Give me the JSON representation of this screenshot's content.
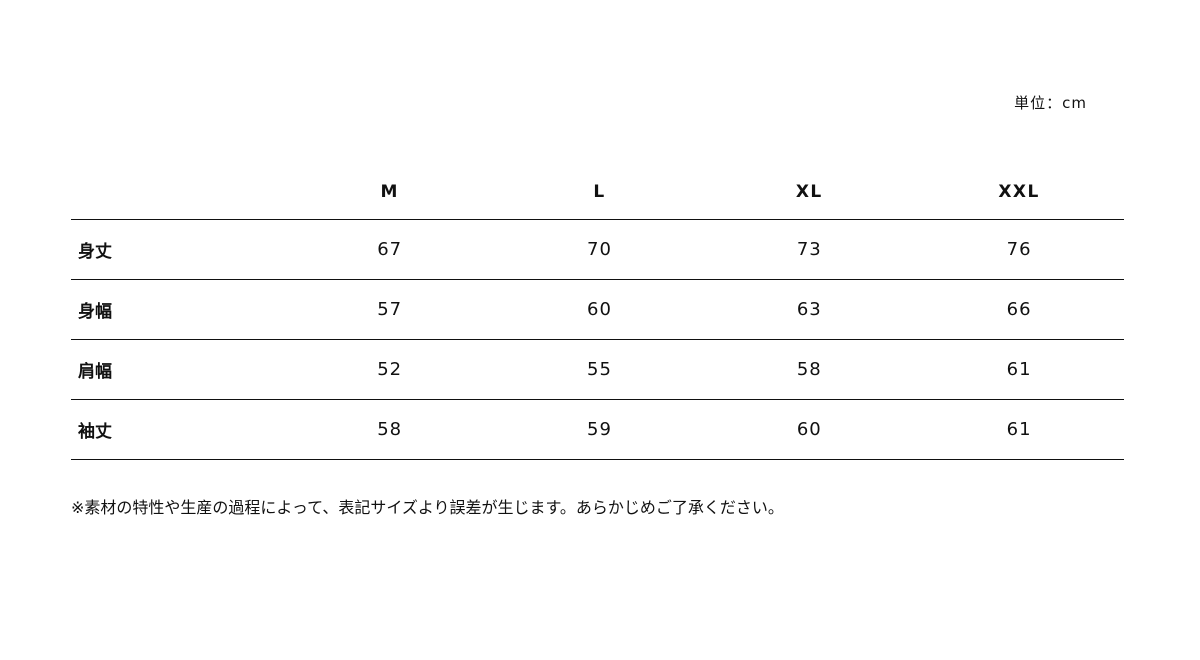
{
  "unit_label": "単位：cm",
  "table": {
    "headers": [
      "",
      "M",
      "L",
      "XL",
      "XXL"
    ],
    "rows": [
      {
        "label": "身丈",
        "values": [
          "67",
          "70",
          "73",
          "76"
        ]
      },
      {
        "label": "身幅",
        "values": [
          "57",
          "60",
          "63",
          "66"
        ]
      },
      {
        "label": "肩幅",
        "values": [
          "52",
          "55",
          "58",
          "61"
        ]
      },
      {
        "label": "袖丈",
        "values": [
          "58",
          "59",
          "60",
          "61"
        ]
      }
    ]
  },
  "note": "※素材の特性や生産の過程によって、表記サイズより誤差が生じます。あらかじめご了承ください。"
}
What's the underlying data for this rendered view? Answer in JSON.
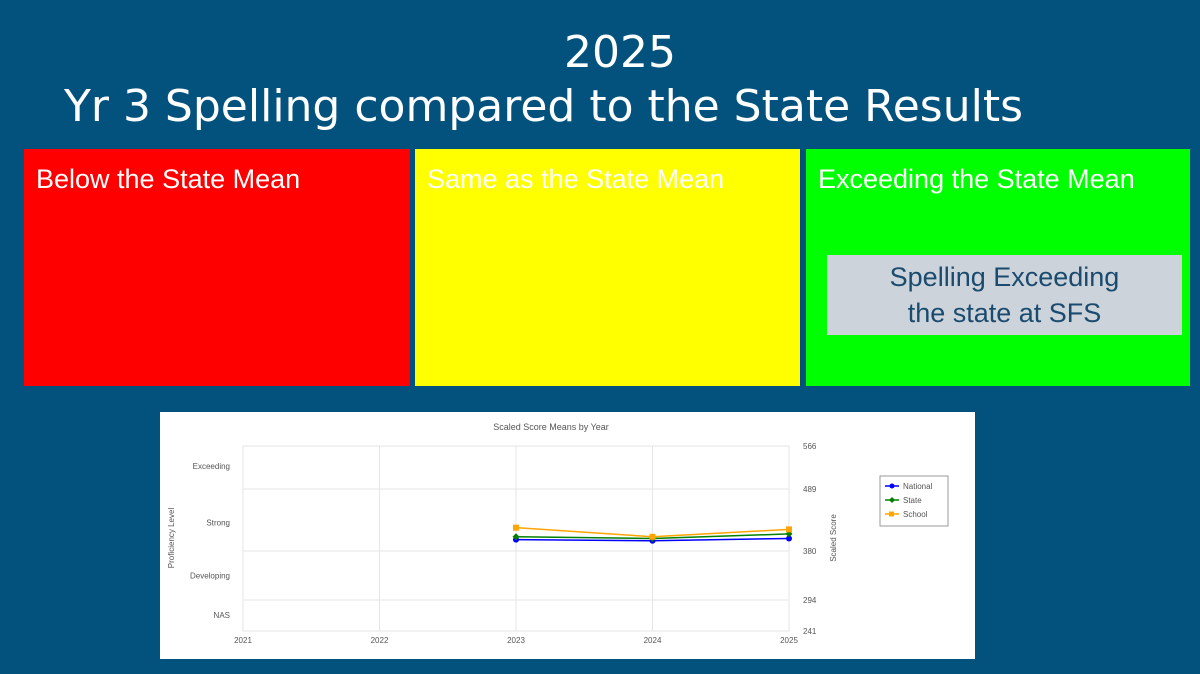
{
  "header": {
    "year": "2025",
    "title": "Yr 3 Spelling compared to the State Results"
  },
  "panels": {
    "below": {
      "label": "Below the State Mean",
      "color": "#ff0000"
    },
    "same": {
      "label": "Same as the State Mean",
      "color": "#ffff00"
    },
    "exceed": {
      "label": "Exceeding the State Mean",
      "color": "#00ff00",
      "note_line1": "Spelling Exceeding",
      "note_line2": "the state at SFS"
    }
  },
  "chart_data": {
    "type": "line",
    "title": "Scaled Score Means by Year",
    "x": [
      2021,
      2022,
      2023,
      2024,
      2025
    ],
    "left_axis_label": "Proficiency Level",
    "left_levels": [
      "Exceeding",
      "Strong",
      "Developing",
      "NAS"
    ],
    "right_axis_label": "Scaled Score",
    "right_ticks": [
      566,
      489,
      380,
      294,
      241
    ],
    "ylim": [
      241,
      566
    ],
    "series": [
      {
        "name": "National",
        "color": "#0000ff",
        "marker": "circle",
        "x": [
          2023,
          2024,
          2025
        ],
        "values": [
          400,
          398,
          402
        ]
      },
      {
        "name": "State",
        "color": "#008000",
        "marker": "diamond",
        "x": [
          2023,
          2024,
          2025
        ],
        "values": [
          405,
          402,
          410
        ]
      },
      {
        "name": "School",
        "color": "#ffa500",
        "marker": "square",
        "x": [
          2023,
          2024,
          2025
        ],
        "values": [
          421,
          405,
          418
        ]
      }
    ],
    "legend_position": "right",
    "grid": true
  }
}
· · · ·
# Task objective
Print each entry shown above with exact wording and no pictures.

# Response to the exercise
Give me the JSON representation of this screenshot's content.
{
  "unit_label": "単位：cm",
  "table": {
    "headers": [
      "",
      "M",
      "L",
      "XL",
      "XXL"
    ],
    "rows": [
      {
        "label": "身丈",
        "values": [
          "67",
          "70",
          "73",
          "76"
        ]
      },
      {
        "label": "身幅",
        "values": [
          "57",
          "60",
          "63",
          "66"
        ]
      },
      {
        "label": "肩幅",
        "values": [
          "52",
          "55",
          "58",
          "61"
        ]
      },
      {
        "label": "袖丈",
        "values": [
          "58",
          "59",
          "60",
          "61"
        ]
      }
    ]
  },
  "note": "※素材の特性や生産の過程によって、表記サイズより誤差が生じます。あらかじめご了承ください。"
}
What's the underlying data for this rendered view? Answer in JSON.
{
  "header": {
    "year": "2025",
    "title": "Yr 3 Spelling compared to the State Results"
  },
  "panels": {
    "below": {
      "label": "Below the State Mean",
      "color": "#ff0000"
    },
    "same": {
      "label": "Same as the State Mean",
      "color": "#ffff00"
    },
    "exceed": {
      "label": "Exceeding the State Mean",
      "color": "#00ff00",
      "note_line1": "Spelling Exceeding",
      "note_line2": "the state at SFS"
    }
  },
  "chart_data": {
    "type": "line",
    "title": "Scaled Score Means by Year",
    "x": [
      2021,
      2022,
      2023,
      2024,
      2025
    ],
    "left_axis_label": "Proficiency Level",
    "left_levels": [
      "Exceeding",
      "Strong",
      "Developing",
      "NAS"
    ],
    "right_axis_label": "Scaled Score",
    "right_ticks": [
      566,
      489,
      380,
      294,
      241
    ],
    "ylim": [
      241,
      566
    ],
    "series": [
      {
        "name": "National",
        "color": "#0000ff",
        "marker": "circle",
        "x": [
          2023,
          2024,
          2025
        ],
        "values": [
          400,
          398,
          402
        ]
      },
      {
        "name": "State",
        "color": "#008000",
        "marker": "diamond",
        "x": [
          2023,
          2024,
          2025
        ],
        "values": [
          405,
          402,
          410
        ]
      },
      {
        "name": "School",
        "color": "#ffa500",
        "marker": "square",
        "x": [
          2023,
          2024,
          2025
        ],
        "values": [
          421,
          405,
          418
        ]
      }
    ],
    "legend_position": "right",
    "grid": true
  }
}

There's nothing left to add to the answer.